What you are asked to do
Report every line in the listing below where the string "label" shows up.

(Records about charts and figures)
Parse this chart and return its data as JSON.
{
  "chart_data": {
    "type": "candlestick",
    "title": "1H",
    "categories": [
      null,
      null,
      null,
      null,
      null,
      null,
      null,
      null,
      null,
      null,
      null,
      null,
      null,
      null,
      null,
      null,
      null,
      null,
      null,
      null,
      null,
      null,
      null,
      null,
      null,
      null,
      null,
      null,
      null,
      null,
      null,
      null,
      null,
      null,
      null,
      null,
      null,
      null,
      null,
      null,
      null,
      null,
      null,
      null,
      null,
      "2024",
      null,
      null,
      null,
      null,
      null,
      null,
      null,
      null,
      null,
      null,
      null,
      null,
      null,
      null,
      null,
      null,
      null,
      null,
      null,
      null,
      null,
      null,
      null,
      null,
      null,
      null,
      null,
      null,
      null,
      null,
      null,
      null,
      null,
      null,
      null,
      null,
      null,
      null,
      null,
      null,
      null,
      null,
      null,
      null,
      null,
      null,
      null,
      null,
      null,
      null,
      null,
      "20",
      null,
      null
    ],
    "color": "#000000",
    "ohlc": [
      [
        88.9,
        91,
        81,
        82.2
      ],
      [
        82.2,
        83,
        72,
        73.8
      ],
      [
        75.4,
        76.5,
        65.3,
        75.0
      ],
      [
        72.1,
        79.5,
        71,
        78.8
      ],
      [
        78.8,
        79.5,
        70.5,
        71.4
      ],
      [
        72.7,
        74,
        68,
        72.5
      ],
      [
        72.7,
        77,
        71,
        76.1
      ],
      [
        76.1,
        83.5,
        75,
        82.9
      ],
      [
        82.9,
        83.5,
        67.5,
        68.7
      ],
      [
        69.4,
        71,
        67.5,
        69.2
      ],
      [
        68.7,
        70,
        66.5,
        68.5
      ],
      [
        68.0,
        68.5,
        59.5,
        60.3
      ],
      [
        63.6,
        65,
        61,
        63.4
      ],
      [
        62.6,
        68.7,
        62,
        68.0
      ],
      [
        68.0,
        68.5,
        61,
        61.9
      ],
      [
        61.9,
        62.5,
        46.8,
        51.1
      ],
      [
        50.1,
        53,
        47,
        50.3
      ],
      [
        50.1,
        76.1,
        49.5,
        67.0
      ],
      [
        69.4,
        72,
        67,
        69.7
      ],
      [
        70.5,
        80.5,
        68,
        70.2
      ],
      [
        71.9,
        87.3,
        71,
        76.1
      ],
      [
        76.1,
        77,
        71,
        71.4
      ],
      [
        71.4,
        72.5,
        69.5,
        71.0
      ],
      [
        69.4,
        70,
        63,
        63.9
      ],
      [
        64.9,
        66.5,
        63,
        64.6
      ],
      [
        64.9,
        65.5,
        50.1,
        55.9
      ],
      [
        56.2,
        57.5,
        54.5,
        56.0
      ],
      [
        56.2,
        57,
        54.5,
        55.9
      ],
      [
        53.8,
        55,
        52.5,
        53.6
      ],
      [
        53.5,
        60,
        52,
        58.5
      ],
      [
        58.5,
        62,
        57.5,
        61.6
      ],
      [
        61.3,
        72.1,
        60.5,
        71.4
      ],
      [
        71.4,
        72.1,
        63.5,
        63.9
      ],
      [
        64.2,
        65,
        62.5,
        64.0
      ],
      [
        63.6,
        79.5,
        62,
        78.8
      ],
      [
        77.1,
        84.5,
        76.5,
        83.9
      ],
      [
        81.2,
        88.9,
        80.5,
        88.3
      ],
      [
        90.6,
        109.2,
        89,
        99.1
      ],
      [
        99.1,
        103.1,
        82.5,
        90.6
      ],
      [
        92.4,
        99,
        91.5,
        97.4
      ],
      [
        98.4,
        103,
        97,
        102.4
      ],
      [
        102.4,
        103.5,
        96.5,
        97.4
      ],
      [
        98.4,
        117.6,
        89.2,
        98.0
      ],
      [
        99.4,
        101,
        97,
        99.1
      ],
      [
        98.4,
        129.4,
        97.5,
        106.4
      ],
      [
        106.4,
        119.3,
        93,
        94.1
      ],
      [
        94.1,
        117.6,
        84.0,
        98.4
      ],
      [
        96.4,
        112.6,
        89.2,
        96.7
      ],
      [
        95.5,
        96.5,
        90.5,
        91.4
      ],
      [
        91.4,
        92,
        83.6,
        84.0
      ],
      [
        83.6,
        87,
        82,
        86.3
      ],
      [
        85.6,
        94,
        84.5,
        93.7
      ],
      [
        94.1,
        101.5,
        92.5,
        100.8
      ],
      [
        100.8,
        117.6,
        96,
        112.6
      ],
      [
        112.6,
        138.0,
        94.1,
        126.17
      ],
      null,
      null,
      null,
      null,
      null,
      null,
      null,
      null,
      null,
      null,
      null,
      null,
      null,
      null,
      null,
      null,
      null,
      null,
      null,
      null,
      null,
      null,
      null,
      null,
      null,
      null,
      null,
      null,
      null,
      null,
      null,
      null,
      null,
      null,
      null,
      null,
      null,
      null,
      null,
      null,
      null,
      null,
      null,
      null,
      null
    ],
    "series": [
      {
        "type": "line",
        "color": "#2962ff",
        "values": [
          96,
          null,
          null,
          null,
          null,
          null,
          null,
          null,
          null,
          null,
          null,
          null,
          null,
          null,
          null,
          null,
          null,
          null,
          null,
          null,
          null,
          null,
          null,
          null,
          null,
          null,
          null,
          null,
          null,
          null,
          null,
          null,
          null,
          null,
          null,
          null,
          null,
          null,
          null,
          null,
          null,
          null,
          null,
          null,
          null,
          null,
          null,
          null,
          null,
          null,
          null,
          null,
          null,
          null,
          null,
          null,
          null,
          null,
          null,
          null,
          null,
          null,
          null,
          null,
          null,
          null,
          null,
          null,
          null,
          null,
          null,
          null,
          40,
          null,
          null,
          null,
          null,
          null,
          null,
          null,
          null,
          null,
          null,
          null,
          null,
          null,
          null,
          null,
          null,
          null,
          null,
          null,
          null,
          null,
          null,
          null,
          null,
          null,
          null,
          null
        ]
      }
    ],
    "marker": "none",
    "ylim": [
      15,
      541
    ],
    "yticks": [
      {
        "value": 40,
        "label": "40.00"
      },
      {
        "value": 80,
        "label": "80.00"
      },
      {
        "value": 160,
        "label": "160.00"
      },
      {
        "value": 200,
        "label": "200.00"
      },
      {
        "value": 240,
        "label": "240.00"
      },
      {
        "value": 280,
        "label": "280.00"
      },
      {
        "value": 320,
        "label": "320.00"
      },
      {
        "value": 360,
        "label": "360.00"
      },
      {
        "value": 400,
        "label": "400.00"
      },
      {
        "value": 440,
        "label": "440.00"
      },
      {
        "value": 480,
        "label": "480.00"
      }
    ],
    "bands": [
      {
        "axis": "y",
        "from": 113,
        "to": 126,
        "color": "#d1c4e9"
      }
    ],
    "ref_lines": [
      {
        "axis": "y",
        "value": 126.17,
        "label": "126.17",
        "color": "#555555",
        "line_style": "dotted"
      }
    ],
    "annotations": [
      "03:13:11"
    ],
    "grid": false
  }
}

The reply
        "label": "40.00"
        "label": "80.00"
        "label": "160.00"
        "label": "200.00"
        "label": "240.00"
        "label": "280.00"
        "label": "320.00"
        "label": "360.00"
        "label": "400.00"
        "label": "440.00"
        "label": "480.00"
        "label": "126.17",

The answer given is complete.